| Written request |
Go through the listing and copy each line with the string "screenshot".

| Extracted information |
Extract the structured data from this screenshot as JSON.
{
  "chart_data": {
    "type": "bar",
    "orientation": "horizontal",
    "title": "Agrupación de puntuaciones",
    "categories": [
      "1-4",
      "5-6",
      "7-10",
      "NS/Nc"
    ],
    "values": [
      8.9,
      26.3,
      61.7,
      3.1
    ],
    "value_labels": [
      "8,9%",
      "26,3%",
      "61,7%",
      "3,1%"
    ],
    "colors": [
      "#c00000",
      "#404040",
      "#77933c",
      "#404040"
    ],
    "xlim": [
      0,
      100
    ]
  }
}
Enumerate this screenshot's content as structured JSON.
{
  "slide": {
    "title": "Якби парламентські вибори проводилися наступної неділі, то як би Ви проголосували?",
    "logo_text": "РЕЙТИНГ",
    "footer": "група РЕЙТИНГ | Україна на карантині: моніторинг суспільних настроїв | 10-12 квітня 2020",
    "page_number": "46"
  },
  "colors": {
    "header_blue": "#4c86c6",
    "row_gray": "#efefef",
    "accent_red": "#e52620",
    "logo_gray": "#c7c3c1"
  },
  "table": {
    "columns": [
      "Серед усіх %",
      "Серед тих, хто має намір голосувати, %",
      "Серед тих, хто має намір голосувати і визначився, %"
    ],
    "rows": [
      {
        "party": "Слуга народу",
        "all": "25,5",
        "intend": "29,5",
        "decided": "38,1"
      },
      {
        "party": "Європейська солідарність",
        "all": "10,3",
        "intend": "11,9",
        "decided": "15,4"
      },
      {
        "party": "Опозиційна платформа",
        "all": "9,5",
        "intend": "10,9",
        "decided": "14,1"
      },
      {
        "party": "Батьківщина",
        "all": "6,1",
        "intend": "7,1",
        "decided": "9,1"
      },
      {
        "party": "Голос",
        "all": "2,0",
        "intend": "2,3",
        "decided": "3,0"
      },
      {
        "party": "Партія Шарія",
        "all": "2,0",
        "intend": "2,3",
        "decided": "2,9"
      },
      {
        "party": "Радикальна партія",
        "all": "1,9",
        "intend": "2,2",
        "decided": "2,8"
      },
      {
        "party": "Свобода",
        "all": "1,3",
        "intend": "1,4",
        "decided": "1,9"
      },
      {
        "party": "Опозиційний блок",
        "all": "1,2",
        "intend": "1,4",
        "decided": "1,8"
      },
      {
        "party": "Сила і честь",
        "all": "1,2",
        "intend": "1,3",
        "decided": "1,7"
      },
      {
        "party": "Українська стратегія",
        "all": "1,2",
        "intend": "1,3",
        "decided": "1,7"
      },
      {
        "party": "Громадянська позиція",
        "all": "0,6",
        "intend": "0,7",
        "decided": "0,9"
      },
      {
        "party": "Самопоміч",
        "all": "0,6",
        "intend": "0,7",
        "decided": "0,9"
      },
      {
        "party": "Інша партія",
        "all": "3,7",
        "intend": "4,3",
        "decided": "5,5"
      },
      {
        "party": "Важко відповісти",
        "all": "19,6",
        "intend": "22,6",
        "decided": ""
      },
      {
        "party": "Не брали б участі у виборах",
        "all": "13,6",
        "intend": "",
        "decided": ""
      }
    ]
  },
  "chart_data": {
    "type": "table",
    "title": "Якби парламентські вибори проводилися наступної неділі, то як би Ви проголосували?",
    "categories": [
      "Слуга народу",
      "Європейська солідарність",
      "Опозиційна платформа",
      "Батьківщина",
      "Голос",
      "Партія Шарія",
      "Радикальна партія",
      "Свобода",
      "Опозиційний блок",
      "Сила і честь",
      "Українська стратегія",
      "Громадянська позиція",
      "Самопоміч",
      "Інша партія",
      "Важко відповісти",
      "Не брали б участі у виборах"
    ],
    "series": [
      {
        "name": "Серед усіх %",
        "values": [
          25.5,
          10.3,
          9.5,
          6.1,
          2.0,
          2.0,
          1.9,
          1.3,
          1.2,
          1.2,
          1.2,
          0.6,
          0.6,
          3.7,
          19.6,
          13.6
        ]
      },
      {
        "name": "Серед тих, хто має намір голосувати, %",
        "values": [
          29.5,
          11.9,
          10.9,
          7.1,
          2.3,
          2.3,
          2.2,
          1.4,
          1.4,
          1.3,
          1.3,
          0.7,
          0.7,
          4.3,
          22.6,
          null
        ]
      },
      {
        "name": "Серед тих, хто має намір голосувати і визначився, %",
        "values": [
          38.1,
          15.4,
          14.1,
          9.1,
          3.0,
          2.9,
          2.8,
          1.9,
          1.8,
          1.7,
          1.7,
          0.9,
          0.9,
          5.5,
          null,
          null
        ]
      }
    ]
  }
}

| Task output |
Extract the structured data from this screenshot as JSON.
Enumerate this screenshot's content as structured JSON.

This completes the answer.